EXTRACTED RECORDS ->

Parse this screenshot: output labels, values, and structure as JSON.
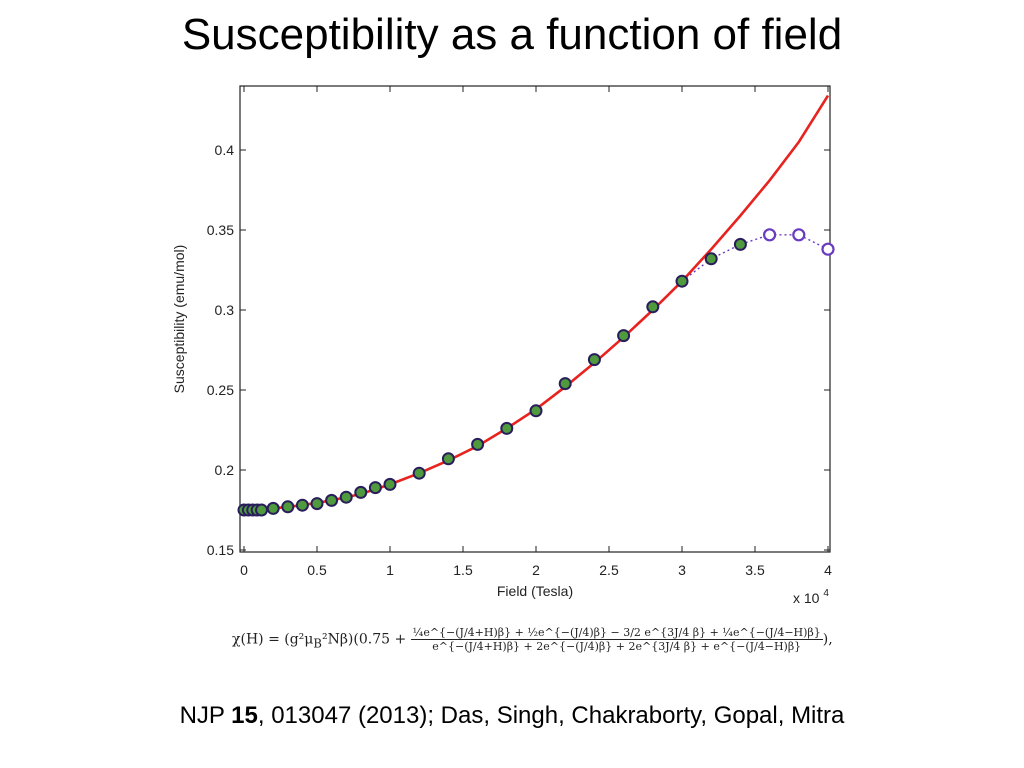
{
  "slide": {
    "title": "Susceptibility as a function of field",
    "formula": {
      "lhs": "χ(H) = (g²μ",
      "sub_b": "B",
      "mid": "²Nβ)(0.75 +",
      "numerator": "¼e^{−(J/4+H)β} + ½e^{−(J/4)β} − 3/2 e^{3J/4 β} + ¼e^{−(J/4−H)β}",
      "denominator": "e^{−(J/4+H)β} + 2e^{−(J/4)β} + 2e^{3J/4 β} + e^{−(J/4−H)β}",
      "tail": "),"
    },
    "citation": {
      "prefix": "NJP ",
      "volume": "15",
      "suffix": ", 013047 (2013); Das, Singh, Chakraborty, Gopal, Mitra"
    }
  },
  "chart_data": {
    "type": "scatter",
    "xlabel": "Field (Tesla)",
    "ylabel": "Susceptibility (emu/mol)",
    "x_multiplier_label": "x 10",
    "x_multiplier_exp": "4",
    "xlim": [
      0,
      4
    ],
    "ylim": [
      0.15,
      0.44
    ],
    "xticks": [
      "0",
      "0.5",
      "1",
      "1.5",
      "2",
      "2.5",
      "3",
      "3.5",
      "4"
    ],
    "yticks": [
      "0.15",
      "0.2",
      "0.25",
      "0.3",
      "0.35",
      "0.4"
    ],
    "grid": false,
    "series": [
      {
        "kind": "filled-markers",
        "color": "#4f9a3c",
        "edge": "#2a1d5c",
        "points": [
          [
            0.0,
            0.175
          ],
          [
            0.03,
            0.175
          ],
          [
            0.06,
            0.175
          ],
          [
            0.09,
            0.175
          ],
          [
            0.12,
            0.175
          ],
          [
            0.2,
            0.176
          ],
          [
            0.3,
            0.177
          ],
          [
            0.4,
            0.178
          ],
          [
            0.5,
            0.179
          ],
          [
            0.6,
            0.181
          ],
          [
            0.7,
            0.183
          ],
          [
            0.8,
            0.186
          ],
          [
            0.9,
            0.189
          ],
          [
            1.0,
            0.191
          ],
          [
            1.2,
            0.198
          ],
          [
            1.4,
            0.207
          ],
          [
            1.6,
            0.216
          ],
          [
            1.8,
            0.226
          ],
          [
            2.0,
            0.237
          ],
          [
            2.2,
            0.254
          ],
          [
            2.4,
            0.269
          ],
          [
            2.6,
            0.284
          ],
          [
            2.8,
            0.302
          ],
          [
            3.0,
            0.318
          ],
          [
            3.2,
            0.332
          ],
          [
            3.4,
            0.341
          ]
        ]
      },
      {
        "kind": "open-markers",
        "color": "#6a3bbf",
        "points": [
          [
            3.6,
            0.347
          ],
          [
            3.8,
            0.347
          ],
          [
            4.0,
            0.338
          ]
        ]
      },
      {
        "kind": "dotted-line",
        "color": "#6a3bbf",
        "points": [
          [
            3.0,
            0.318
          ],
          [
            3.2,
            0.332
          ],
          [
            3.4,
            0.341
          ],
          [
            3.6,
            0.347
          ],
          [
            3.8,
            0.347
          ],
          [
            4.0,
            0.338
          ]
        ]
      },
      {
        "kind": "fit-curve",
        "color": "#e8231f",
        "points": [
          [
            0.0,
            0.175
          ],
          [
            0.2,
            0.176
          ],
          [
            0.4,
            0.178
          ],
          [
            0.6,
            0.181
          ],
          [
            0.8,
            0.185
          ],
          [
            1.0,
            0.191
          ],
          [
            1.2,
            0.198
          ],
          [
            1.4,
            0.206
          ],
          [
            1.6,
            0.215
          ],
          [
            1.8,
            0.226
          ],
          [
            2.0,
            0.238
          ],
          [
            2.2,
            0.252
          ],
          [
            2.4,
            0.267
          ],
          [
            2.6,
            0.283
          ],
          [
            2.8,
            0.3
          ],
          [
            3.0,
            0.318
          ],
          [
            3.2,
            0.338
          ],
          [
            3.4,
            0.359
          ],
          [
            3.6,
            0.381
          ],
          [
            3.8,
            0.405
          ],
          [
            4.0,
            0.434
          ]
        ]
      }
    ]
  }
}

WORK REQUIRED -> Identify the lines above with the word "color". Copy them.

TASK RESPONSE ->
        "color": "#4f9a3c",
        "color": "#6a3bbf",
        "color": "#6a3bbf",
        "color": "#e8231f",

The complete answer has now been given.